◆ Given exercise
Determine how many lines in the entries below include "color". The reply should be that number and nothing else.

◆ Data listing

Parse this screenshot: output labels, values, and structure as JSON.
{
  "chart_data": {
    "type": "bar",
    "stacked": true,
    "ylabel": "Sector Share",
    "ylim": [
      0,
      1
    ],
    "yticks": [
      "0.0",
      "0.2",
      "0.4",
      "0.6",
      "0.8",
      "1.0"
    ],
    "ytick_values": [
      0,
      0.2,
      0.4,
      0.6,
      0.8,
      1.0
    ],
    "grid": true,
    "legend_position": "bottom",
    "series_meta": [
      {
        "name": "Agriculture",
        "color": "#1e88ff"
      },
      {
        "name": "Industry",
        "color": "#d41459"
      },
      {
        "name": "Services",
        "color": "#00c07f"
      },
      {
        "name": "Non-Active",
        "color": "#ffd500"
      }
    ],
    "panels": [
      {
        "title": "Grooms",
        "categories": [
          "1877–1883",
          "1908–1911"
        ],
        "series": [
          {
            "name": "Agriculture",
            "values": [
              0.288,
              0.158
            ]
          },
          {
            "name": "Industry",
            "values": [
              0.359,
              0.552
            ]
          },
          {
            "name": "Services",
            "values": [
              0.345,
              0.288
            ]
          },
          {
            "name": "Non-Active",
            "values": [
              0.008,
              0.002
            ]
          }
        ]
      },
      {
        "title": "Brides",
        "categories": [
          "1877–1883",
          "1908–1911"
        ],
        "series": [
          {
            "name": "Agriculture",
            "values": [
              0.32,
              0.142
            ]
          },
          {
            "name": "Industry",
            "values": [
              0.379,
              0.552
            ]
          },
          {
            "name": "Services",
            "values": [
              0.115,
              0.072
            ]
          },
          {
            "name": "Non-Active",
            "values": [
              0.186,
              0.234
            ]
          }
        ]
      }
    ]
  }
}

◆ Finished answer
4